** GOAL OF THE EXERCISE **
Extract each line bearing the word "Steaks".

==== STORED ROWS

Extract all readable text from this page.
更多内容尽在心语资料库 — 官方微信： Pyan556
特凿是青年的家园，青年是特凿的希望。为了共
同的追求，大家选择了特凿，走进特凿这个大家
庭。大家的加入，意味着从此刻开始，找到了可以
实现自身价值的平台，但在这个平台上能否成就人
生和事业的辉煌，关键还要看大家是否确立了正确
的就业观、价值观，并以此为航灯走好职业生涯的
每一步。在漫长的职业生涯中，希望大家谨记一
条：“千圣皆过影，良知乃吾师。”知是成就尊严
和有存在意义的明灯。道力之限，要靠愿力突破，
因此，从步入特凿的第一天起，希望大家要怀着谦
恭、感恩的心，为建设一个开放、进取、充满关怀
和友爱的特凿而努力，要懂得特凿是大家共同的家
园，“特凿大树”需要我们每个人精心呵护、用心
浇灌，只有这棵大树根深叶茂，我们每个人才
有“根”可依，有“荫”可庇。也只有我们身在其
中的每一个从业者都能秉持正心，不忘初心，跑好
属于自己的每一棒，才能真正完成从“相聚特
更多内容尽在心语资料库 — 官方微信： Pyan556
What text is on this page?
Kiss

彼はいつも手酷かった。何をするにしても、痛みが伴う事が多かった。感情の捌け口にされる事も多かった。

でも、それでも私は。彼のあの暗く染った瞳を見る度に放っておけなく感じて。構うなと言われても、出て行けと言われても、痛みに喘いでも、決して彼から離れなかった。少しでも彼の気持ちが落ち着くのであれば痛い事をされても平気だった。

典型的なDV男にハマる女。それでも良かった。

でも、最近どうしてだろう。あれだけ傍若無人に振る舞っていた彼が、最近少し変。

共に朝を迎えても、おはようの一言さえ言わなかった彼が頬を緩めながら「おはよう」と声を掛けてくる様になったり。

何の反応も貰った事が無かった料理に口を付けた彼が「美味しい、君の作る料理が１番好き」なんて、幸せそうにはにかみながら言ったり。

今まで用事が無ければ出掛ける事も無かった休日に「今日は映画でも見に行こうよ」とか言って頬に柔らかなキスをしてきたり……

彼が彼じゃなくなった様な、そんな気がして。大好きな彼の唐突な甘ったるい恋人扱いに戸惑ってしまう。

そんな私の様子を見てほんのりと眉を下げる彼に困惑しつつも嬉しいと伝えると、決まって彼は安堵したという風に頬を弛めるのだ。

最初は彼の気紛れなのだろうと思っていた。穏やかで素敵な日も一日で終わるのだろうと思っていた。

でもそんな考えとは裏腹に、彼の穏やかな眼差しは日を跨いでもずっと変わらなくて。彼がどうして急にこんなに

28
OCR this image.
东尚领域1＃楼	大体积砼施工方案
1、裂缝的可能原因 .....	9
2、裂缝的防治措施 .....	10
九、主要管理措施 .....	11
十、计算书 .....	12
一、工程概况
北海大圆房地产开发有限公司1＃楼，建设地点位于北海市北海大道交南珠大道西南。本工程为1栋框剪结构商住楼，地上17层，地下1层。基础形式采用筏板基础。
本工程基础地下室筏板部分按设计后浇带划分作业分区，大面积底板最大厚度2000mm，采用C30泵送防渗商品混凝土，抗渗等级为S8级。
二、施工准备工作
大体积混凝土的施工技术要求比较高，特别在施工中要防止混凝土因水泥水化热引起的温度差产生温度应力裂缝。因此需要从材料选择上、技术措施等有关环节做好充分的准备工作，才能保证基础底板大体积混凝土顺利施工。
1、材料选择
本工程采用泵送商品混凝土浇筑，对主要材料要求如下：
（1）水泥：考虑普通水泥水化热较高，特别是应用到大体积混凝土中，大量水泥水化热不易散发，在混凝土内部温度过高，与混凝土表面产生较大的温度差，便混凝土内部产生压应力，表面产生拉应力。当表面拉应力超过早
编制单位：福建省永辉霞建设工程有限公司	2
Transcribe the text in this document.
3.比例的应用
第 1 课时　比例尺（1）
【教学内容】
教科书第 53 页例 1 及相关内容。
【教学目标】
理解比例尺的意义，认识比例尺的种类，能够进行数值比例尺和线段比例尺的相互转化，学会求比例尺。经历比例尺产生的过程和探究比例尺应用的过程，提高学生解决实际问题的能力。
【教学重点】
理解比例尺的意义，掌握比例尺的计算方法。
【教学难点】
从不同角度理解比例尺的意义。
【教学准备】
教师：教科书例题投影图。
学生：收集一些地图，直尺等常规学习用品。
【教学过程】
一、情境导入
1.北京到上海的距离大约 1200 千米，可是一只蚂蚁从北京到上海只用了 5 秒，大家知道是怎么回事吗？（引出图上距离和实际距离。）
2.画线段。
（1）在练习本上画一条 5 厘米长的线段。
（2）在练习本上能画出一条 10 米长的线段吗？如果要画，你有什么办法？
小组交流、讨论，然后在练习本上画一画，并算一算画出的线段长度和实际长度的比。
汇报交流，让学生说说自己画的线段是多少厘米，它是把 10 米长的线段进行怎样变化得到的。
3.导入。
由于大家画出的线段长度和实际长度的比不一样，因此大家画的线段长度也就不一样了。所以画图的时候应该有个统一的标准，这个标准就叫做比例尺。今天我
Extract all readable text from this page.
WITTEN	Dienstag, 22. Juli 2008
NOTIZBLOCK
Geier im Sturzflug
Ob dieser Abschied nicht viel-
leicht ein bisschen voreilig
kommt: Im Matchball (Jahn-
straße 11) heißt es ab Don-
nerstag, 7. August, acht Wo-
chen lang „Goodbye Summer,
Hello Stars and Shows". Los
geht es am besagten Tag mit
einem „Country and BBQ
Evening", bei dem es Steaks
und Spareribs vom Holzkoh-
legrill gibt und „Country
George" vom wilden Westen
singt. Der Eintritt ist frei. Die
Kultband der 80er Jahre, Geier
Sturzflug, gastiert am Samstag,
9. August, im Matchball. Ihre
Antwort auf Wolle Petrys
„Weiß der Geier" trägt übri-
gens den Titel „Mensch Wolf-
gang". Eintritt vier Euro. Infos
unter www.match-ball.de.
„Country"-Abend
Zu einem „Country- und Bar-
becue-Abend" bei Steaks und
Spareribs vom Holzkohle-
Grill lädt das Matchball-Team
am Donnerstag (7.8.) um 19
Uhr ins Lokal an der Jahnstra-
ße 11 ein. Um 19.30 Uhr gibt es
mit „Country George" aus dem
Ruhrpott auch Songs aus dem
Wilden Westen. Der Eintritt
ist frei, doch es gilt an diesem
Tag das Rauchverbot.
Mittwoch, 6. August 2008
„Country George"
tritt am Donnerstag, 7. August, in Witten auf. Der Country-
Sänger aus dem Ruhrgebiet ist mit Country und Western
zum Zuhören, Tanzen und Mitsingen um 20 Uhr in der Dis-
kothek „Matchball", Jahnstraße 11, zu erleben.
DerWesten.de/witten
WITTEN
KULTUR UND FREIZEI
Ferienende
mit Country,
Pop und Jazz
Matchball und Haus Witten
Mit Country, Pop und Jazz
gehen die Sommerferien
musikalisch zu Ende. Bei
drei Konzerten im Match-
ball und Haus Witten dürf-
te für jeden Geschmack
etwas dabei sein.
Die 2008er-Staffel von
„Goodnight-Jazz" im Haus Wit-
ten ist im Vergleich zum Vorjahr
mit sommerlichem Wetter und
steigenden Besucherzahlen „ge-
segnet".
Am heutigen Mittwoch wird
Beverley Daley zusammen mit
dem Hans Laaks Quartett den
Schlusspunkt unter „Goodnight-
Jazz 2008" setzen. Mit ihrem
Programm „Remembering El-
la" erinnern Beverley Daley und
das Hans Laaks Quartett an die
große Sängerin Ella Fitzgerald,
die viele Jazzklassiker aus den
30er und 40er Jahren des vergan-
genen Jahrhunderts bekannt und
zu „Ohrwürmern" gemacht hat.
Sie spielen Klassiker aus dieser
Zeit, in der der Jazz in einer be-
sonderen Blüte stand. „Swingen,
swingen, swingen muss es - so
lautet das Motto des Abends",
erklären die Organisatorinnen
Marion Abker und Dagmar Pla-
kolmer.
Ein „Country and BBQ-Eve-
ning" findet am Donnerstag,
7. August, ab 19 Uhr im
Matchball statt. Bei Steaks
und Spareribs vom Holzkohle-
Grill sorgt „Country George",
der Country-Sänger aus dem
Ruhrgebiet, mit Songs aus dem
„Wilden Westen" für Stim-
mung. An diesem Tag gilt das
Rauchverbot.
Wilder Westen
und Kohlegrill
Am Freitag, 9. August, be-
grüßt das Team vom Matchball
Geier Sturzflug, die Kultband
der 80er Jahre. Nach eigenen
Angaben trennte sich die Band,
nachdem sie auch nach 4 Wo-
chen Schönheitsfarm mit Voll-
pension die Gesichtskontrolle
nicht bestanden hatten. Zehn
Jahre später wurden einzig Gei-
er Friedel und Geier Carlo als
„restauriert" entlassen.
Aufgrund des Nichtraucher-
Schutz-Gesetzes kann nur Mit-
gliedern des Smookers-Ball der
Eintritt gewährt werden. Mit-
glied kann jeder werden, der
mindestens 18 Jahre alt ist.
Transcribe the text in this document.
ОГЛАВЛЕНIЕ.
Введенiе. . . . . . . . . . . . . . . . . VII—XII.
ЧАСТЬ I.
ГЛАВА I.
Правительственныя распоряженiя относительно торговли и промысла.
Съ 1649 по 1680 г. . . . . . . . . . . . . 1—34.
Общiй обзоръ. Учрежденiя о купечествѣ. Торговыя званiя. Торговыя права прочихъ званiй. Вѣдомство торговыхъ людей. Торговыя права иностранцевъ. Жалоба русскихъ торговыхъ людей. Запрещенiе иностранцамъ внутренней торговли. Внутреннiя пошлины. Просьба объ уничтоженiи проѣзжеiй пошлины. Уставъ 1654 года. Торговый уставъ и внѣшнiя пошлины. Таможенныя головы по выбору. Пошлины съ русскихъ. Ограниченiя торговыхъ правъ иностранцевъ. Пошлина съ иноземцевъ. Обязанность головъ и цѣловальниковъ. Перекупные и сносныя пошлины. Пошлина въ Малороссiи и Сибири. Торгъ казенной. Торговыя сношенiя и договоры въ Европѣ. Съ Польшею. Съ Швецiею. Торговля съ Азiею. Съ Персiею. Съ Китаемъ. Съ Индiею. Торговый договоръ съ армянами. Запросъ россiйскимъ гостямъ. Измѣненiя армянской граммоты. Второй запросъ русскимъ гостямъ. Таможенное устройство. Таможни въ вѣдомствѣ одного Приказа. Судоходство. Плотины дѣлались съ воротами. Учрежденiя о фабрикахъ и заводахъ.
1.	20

========

** EXERCISE RESPONSE **
Evening", bei dem es Steaks
becue-Abend" bei Steaks und
Matchball statt. Bei Steaks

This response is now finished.